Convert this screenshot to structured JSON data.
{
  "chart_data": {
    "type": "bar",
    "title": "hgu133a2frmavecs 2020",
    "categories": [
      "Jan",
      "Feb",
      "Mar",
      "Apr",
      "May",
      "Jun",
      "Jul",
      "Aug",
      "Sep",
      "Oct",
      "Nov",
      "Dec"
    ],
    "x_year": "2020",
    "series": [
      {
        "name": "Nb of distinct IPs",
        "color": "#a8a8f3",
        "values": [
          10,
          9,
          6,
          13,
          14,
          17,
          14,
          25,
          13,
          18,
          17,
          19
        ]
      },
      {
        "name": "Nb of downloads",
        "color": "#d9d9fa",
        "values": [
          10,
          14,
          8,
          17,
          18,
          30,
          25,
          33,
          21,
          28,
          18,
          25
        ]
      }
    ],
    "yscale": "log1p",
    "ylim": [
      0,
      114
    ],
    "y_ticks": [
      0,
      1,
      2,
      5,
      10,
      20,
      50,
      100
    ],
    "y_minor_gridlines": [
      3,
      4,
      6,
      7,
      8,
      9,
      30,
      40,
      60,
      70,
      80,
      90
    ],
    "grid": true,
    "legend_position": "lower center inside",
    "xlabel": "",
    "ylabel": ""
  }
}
______________________________
* THE EXERCISE *
Write out the complete set of records exactly as given.

* ANSWER IN FULL *
Convert this screenshot to structured JSON data.
{
  "chart_data": {
    "type": "bar",
    "title": "hgu133a2frmavecs 2020",
    "categories": [
      "Jan",
      "Feb",
      "Mar",
      "Apr",
      "May",
      "Jun",
      "Jul",
      "Aug",
      "Sep",
      "Oct",
      "Nov",
      "Dec"
    ],
    "x_year": "2020",
    "series": [
      {
        "name": "Nb of distinct IPs",
        "color": "#a8a8f3",
        "values": [
          10,
          9,
          6,
          13,
          14,
          17,
          14,
          25,
          13,
          18,
          17,
          19
        ]
      },
      {
        "name": "Nb of downloads",
        "color": "#d9d9fa",
        "values": [
          10,
          14,
          8,
          17,
          18,
          30,
          25,
          33,
          21,
          28,
          18,
          25
        ]
      }
    ],
    "yscale": "log1p",
    "ylim": [
      0,
      114
    ],
    "y_ticks": [
      0,
      1,
      2,
      5,
      10,
      20,
      50,
      100
    ],
    "y_minor_gridlines": [
      3,
      4,
      6,
      7,
      8,
      9,
      30,
      40,
      60,
      70,
      80,
      90
    ],
    "grid": true,
    "legend_position": "lower center inside",
    "xlabel": "",
    "ylabel": ""
  }
}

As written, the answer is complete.